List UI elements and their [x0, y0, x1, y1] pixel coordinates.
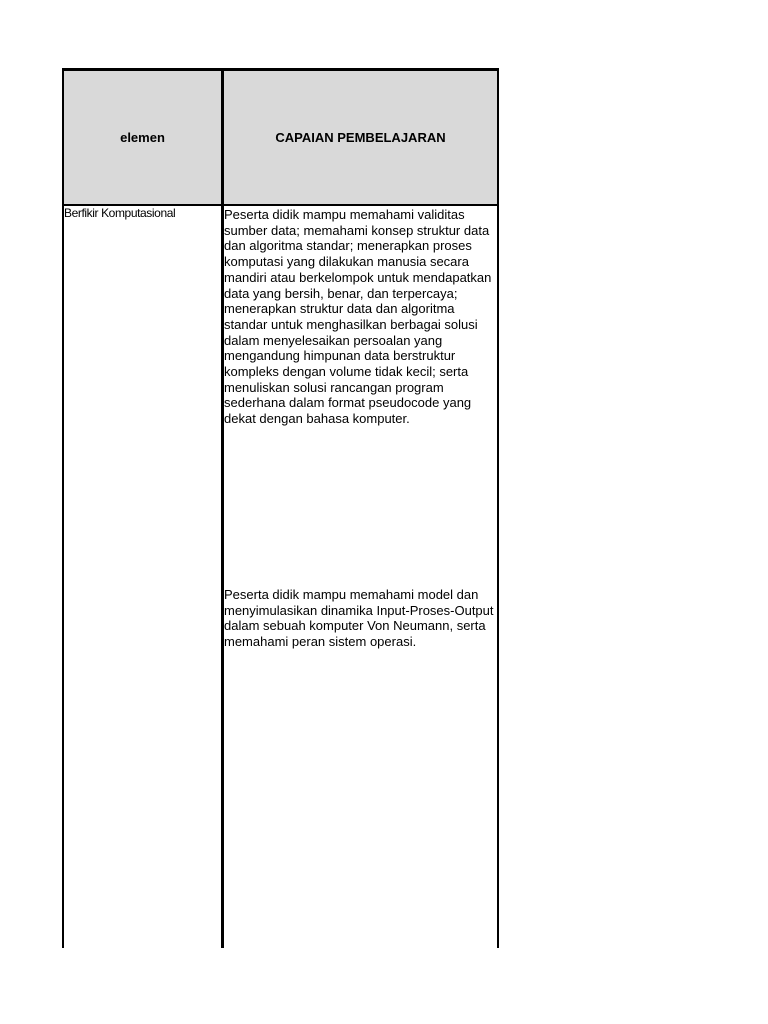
- table-left-border: [62, 68, 64, 948]
- header-label-elemen: elemen: [120, 130, 165, 145]
- table-right-border: [497, 68, 499, 948]
- capaian-paragraph-1: Peserta didik mampu memahami validitas sumber data; memahami konsep struktur data dan algoritma standar; menerapkan proses komputasi yang dilakukan manusia secara mandiri atau berkelompok untuk mendapatkan data yang bersih, benar, dan terpercaya; menerapkan struktur data dan algoritma standar untuk menghasilkan berbagai solusi dalam menyelesaikan persoalan yang mengandung himpunan data berstruktur kompleks dengan volume tidak kecil; serta menuliskan solusi rancangan program sederhana dalam format pseudocode yang dekat dengan bahasa komputer.: [224, 207, 492, 427]
- column-divider: [221, 68, 224, 948]
- table-top-border: [62, 68, 499, 71]
- capaian-paragraph-2: Peserta didik mampu memahami model dan menyimulasikan dinamika Input-Proses-Output dalam sebuah komputer Von Neumann, serta memahami peran sistem operasi.: [224, 587, 494, 650]
- elemen-cell: Berfikir Komputasional: [64, 206, 176, 220]
- header-label-capaian: CAPAIAN PEMBELAJARAN: [275, 130, 446, 145]
- header-cell-elemen: [63, 69, 222, 206]
- header-cell-capaian: [222, 69, 499, 206]
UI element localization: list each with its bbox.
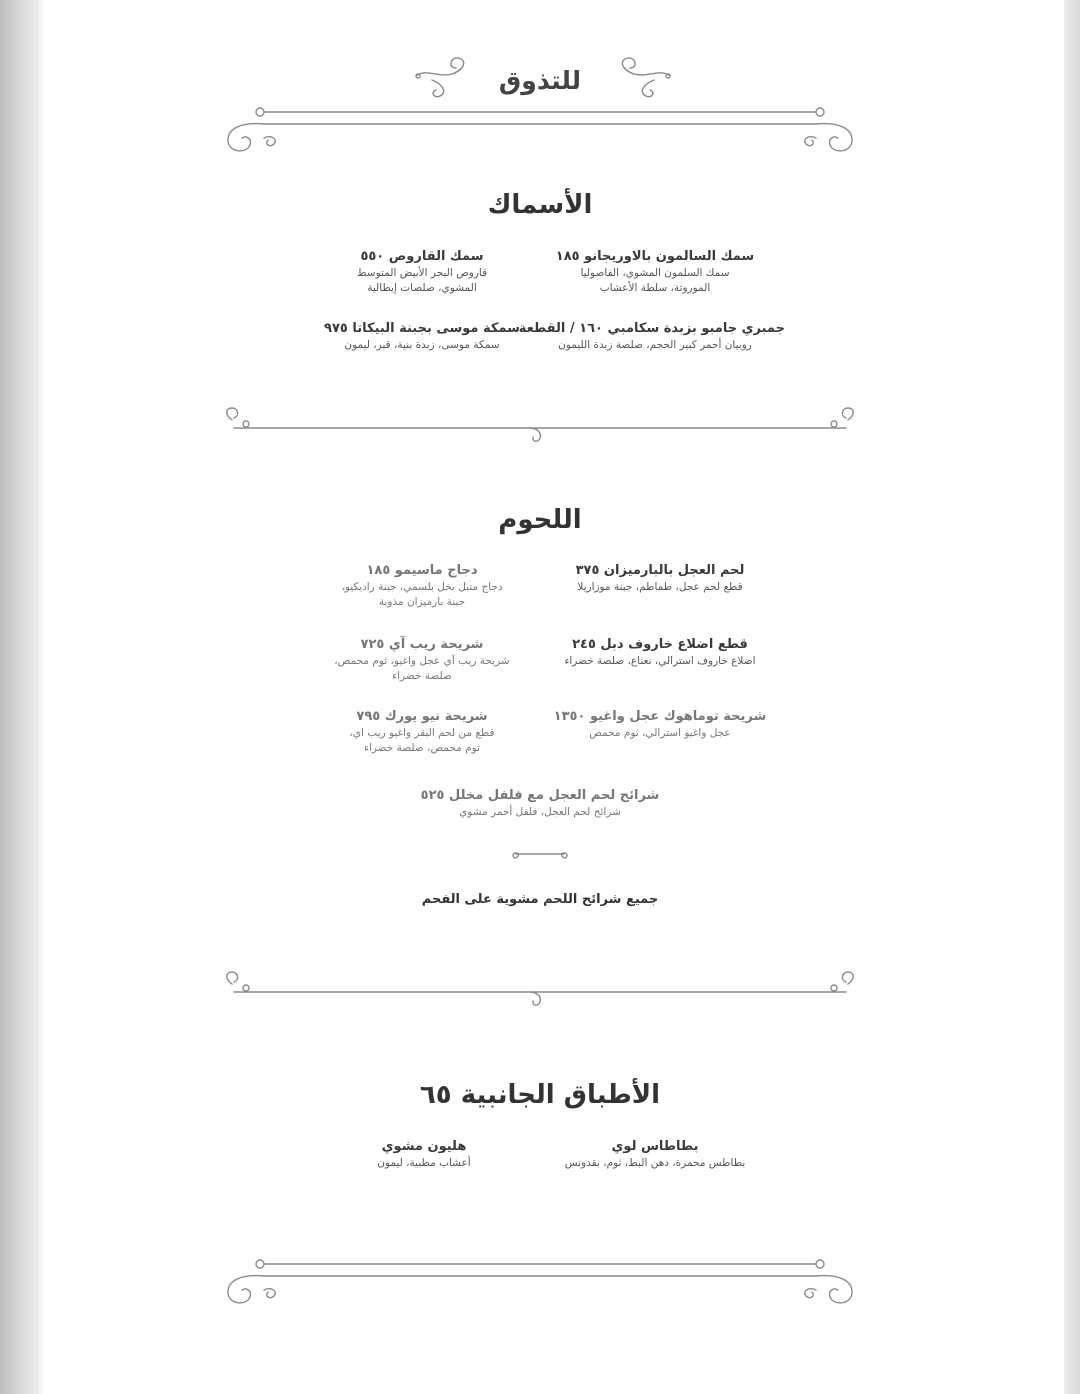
fish-item — [518, 320, 785, 353]
item-name: بطاطاس لوي — [611, 1139, 699, 1154]
item-description: بطاطس محمرة، دهن البط، ثوم، بقدونس — [564, 1157, 746, 1169]
meat-item — [292, 708, 552, 756]
item-description: سمك السلمون المشوي، الفاصوليا الموروثة، سلطة الأعشاب — [580, 267, 730, 294]
bottom-frame-ornament-icon — [224, 1256, 856, 1312]
item-name: شريحة نيو يورك ٧٩٥ — [356, 709, 488, 724]
meat-item — [292, 636, 552, 684]
meat-item — [530, 636, 790, 669]
section-divider-icon — [220, 970, 860, 1010]
item-name: شريحة ريب آي ٧٢٥ — [360, 637, 484, 652]
meats-note: جميع شرائح اللحم مشوية على الفحم — [421, 892, 659, 907]
side-item — [294, 1138, 554, 1171]
meat-item — [292, 562, 552, 610]
sides-section-title: الأطباق الجانبية ٦٥ — [419, 1080, 661, 1110]
page-title: للتذوق — [498, 66, 582, 95]
item-description: أعشاب مطبية، ليمون — [377, 1157, 471, 1169]
item-name: سمكة موسى بجبنة البيكاتا ٩٧٥ — [324, 321, 520, 336]
item-name: هليون مشوي — [381, 1139, 467, 1154]
item-name: قطع اضلاع خاروف دبل ٢٤٥ — [572, 637, 748, 652]
fish-item — [292, 320, 552, 353]
item-description: اضلاع خاروف استرالي، نعناع، صلصة خضراء — [564, 655, 756, 667]
item-description: قطع من لحم البقر واغيو ريب اي، ثوم محمص، صلصة خضراء — [349, 727, 495, 754]
small-divider-icon — [508, 850, 572, 864]
fish-item — [292, 248, 552, 296]
item-description: دجاج متبل بخل بلسمي، جبنة راديكيو، جبنة بارميزان مذوبة — [341, 581, 503, 608]
meats-section-title: اللحوم — [498, 505, 582, 535]
top-frame-ornament-icon — [224, 104, 856, 160]
item-name: شريحة توماهوك عجل واغيو ١٣٥٠ — [553, 709, 767, 724]
item-description: روبيان أحمر كبير الحجم، صلصة زبدة الليمون — [558, 339, 752, 351]
item-description: سمكة موسى، زبدة بنية، قبر، ليمون — [344, 339, 500, 351]
meat-item — [530, 708, 790, 741]
meat-item — [530, 562, 790, 595]
item-description: عجل واغيو استرالي، ثوم محمص — [589, 727, 731, 739]
fish-item — [525, 248, 785, 296]
item-name: شرائح لحم العجل مع فلفل مخلل ٥٢٥ — [420, 788, 660, 803]
item-name: سمك القاروص ٥٥٠ — [360, 249, 484, 264]
item-name: لحم العجل بالبارميزان ٣٧٥ — [575, 563, 745, 578]
item-description: شريحة ريب آي عجل واغيو، ثوم محمص، صلصة خضراء — [334, 655, 510, 682]
fish-section-title: الأسماك — [487, 190, 593, 220]
item-description: شرائح لحم العجل، فلفل أحمر مشوي — [459, 806, 621, 818]
meat-item — [410, 787, 670, 820]
item-description: قطع لحم عجل، طماطم، جبنة موزاريلا — [577, 581, 743, 593]
item-name: دجاج ماسيمو ١٨٥ — [366, 563, 478, 578]
item-name: سمك السالمون بالاوريجانو ١٨٥ — [555, 249, 755, 264]
item-description: قاروص البحر الأبيض المتوسط المشوي، صلصات إيطالية — [356, 267, 488, 294]
section-divider-icon — [220, 406, 860, 446]
side-item — [525, 1138, 785, 1171]
item-name: جمبري جامبو بزبدة سكامبي ١٦٠ / القطعة — [518, 321, 785, 336]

==============================

PROMPT: Can you rewrite all of the data above as a JSON list of strings, with one string per line, no blank lines, and the pictures left out?

TASK RESULT:
[
  "List UI elements and their [x0, y0, x1, y1] pixel coordinates.",
  "- table-left-border: [62, 68, 64, 948]",
  "- header-label-elemen: elemen: [120, 130, 165, 145]",
  "- table-right-border: [497, 68, 499, 948]",
  "- capaian-paragraph-1: Peserta didik mampu memahami validitas sumber data; memahami konsep struktur data dan algoritma standar; menerapkan proses komputasi yang dilakukan manusia secara mandiri atau berkelompok untuk mendapatkan data yang bersih, benar, dan terpercaya; menerapkan struktur data dan algoritma standar untuk menghasilkan berbagai solusi dalam menyelesaikan persoalan yang mengandung himpunan data berstruktur kompleks dengan volume tidak kecil; serta menuliskan solusi rancangan program sederhana dalam format pseudocode yang dekat dengan bahasa komputer.: [224, 207, 492, 427]",
  "- column-divider: [221, 68, 224, 948]",
  "- table-top-border: [62, 68, 499, 71]",
  "- capaian-paragraph-2: Peserta didik mampu memahami model dan menyimulasikan dinamika Input-Proses-Output dalam sebuah komputer Von Neumann, serta memahami peran sistem operasi.: [224, 587, 494, 650]",
  "- elemen-cell: Berfikir Komputasional: [64, 206, 176, 220]",
  "- header-label-capaian: CAPAIAN PEMBELAJARAN: [275, 130, 446, 145]",
  "- header-cell-elemen: [63, 69, 222, 206]",
  "- header-cell-capaian: [222, 69, 499, 206]",
  "UI element localization: list each with its bbox.",
  "fish-item — [518, 320, 785, 353]",
  "item-name: بطاطاس لوي — [611, 1139, 699, 1154]",
  "item-description: بطاطس محمرة، دهن البط، ثوم، بقدونس — [564, 1157, 746, 1169]",
  "meat-item — [292, 708, 552, 756]",
  "item-description: سمك السلمون المشوي، الفاصوليا الموروثة، سلطة الأعشاب — [580, 267, 730, 294]",
  "bottom-frame-ornament-icon — [224, 1256, 856, 1312]",
  "item-name: شريحة نيو يورك ٧٩٥ — [356, 709, 488, 724]",
  "meat-item — [292, 636, 552, 684]",
  "meat-item — [530, 636, 790, 669]",
  "section-divider-icon — [220, 970, 860, 1010]",
  "item-name: شريحة ريب آي ٧٢٥ — [360, 637, 484, 652]",
  "meats-note: جميع شرائح اللحم مشوية على الفحم — [421, 892, 659, 907]",
  "side-item — [294, 1138, 554, 1171]",
  "meat-item — [292, 562, 552, 610]",
  "sides-section-title: الأطباق الجانبية ٦٥ — [419, 1080, 661, 1110]",
  "page-title: للتذوق — [498, 66, 582, 95]",
  "item-description: أعشاب مطبية، ليمون — [377, 1157, 471, 1169]",
  "item-name: سمكة موسى بجبنة البيكاتا ٩٧٥ — [324, 321, 520, 336]",
  "item-name: هليون مشوي — [381, 1139, 467, 1154]",
  "item-name: قطع اضلاع خاروف دبل ٢٤٥ — [572, 637, 748, 652]",
  "fish-item — [292, 320, 552, 353]",
  "item-description: اضلاع خاروف استرالي، نعناع، صلصة خضراء — [564, 655, 756, 667]",
  "item-description: قطع من لحم البقر واغيو ريب اي، ثوم محمص، صلصة خضراء — [349, 727, 495, 754]",
  "small-divider-icon — [508, 850, 572, 864]",
  "fish-item — [292, 248, 552, 296]",
  "item-description: دجاج متبل بخل بلسمي، جبنة راديكيو، جبنة بارميزان مذوبة — [341, 581, 503, 608]",
  "meats-section-title: اللحوم — [498, 505, 582, 535]",
  "top-frame-ornament-icon — [224, 104, 856, 160]",
  "item-name: شريحة توماهوك عجل واغيو ١٣٥٠ — [553, 709, 767, 724]",
  "item-description: روبيان أحمر كبير الحجم، صلصة زبدة الليمون — [558, 339, 752, 351]",
  "item-description: سمكة موسى، زبدة بنية، قبر، ليمون — [344, 339, 500, 351]",
  "meat-item — [530, 708, 790, 741]",
  "meat-item — [530, 562, 790, 595]",
  "item-description: عجل واغيو استرالي، ثوم محمص — [589, 727, 731, 739]",
  "fish-item — [525, 248, 785, 296]",
  "item-name: شرائح لحم العجل مع فلفل مخلل ٥٢٥ — [420, 788, 660, 803]",
  "item-name: سمك القاروص ٥٥٠ — [360, 249, 484, 264]",
  "item-name: لحم العجل بالبارميزان ٣٧٥ — [575, 563, 745, 578]",
  "item-description: شريحة ريب آي عجل واغيو، ثوم محمص، صلصة خضراء — [334, 655, 510, 682]",
  "fish-section-title: الأسماك — [487, 190, 593, 220]",
  "item-description: شرائح لحم العجل، فلفل أحمر مشوي — [459, 806, 621, 818]",
  "meat-item — [410, 787, 670, 820]",
  "item-description: قطع لحم عجل، طماطم، جبنة موزاريلا — [577, 581, 743, 593]",
  "item-name: دجاج ماسيمو ١٨٥ — [366, 563, 478, 578]",
  "item-name: سمك السالمون بالاوريجانو ١٨٥ — [555, 249, 755, 264]",
  "item-description: قاروص البحر الأبيض المتوسط المشوي، صلصات إيطالية — [356, 267, 488, 294]",
  "section-divider-icon — [220, 406, 860, 446]",
  "side-item — [525, 1138, 785, 1171]",
  "item-name: جمبري جامبو بزبدة سكامبي ١٦٠ / القطعة — [518, 321, 785, 336]"
]